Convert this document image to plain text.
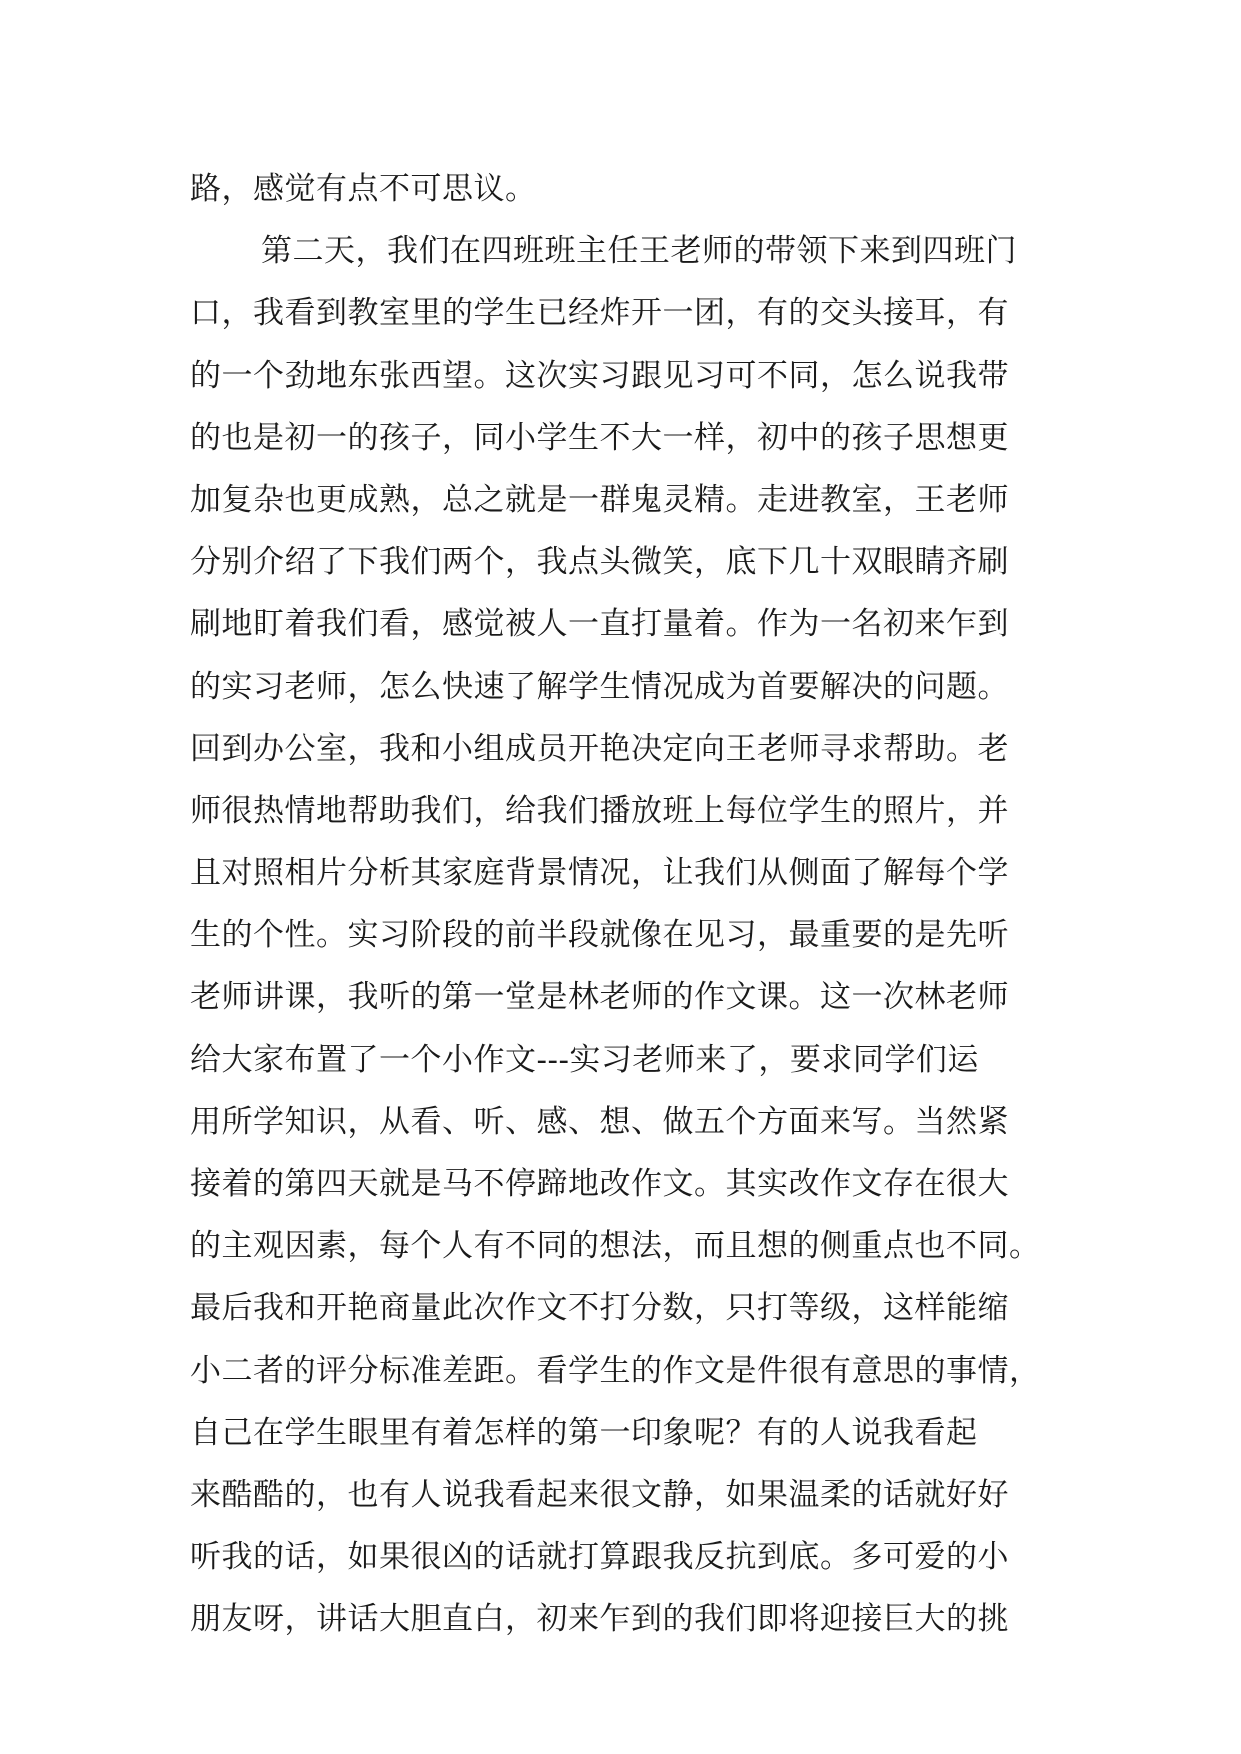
路，感觉有点不可思议。
第二天，我们在四班班主任王老师的带领下来到四班门
口，我看到教室里的学生已经炸开一团，有的交头接耳，有
的一个劲地东张西望。这次实习跟见习可不同，怎么说我带
的也是初一的孩子，同小学生不大一样，初中的孩子思想更
加复杂也更成熟，总之就是一群鬼灵精。走进教室，王老师
分别介绍了下我们两个，我点头微笑，底下几十双眼睛齐刷
刷地盯着我们看，感觉被人一直打量着。作为一名初来乍到
的实习老师，怎么快速了解学生情况成为首要解决的问题。
回到办公室，我和小组成员开艳决定向王老师寻求帮助。老
师很热情地帮助我们，给我们播放班上每位学生的照片，并
且对照相片分析其家庭背景情况，让我们从侧面了解每个学
生的个性。实习阶段的前半段就像在见习，最重要的是先听
老师讲课，我听的第一堂是林老师的作文课。这一次林老师
给大家布置了一个小作文---实习老师来了，要求同学们运
用所学知识，从看、听、感、想、做五个方面来写。当然紧
接着的第四天就是马不停蹄地改作文。其实改作文存在很大
的主观因素，每个人有不同的想法，而且想的侧重点也不同。
最后我和开艳商量此次作文不打分数，只打等级，这样能缩
小二者的评分标准差距。看学生的作文是件很有意思的事情，
自己在学生眼里有着怎样的第一印象呢？有的人说我看起
来酷酷的，也有人说我看起来很文静，如果温柔的话就好好
听我的话，如果很凶的话就打算跟我反抗到底。多可爱的小
朋友呀，讲话大胆直白，初来乍到的我们即将迎接巨大的挑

============================================================

EXERCISE DETAILS: Omit the pictures, and quote the material above exactly as given.

FULL OUTPUT:
Convert this document image to plain text.
路，感觉有点不可思议。
第二天，我们在四班班主任王老师的带领下来到四班门
口，我看到教室里的学生已经炸开一团，有的交头接耳，有
的一个劲地东张西望。这次实习跟见习可不同，怎么说我带
的也是初一的孩子，同小学生不大一样，初中的孩子思想更
加复杂也更成熟，总之就是一群鬼灵精。走进教室，王老师
分别介绍了下我们两个，我点头微笑，底下几十双眼睛齐刷
刷地盯着我们看，感觉被人一直打量着。作为一名初来乍到
的实习老师，怎么快速了解学生情况成为首要解决的问题。
回到办公室，我和小组成员开艳决定向王老师寻求帮助。老
师很热情地帮助我们，给我们播放班上每位学生的照片，并
且对照相片分析其家庭背景情况，让我们从侧面了解每个学
生的个性。实习阶段的前半段就像在见习，最重要的是先听
老师讲课，我听的第一堂是林老师的作文课。这一次林老师
给大家布置了一个小作文---实习老师来了，要求同学们运
用所学知识，从看、听、感、想、做五个方面来写。当然紧
接着的第四天就是马不停蹄地改作文。其实改作文存在很大
的主观因素，每个人有不同的想法，而且想的侧重点也不同。
最后我和开艳商量此次作文不打分数，只打等级，这样能缩
小二者的评分标准差距。看学生的作文是件很有意思的事情，
自己在学生眼里有着怎样的第一印象呢？有的人说我看起
来酷酷的，也有人说我看起来很文静，如果温柔的话就好好
听我的话，如果很凶的话就打算跟我反抗到底。多可爱的小
朋友呀，讲话大胆直白，初来乍到的我们即将迎接巨大的挑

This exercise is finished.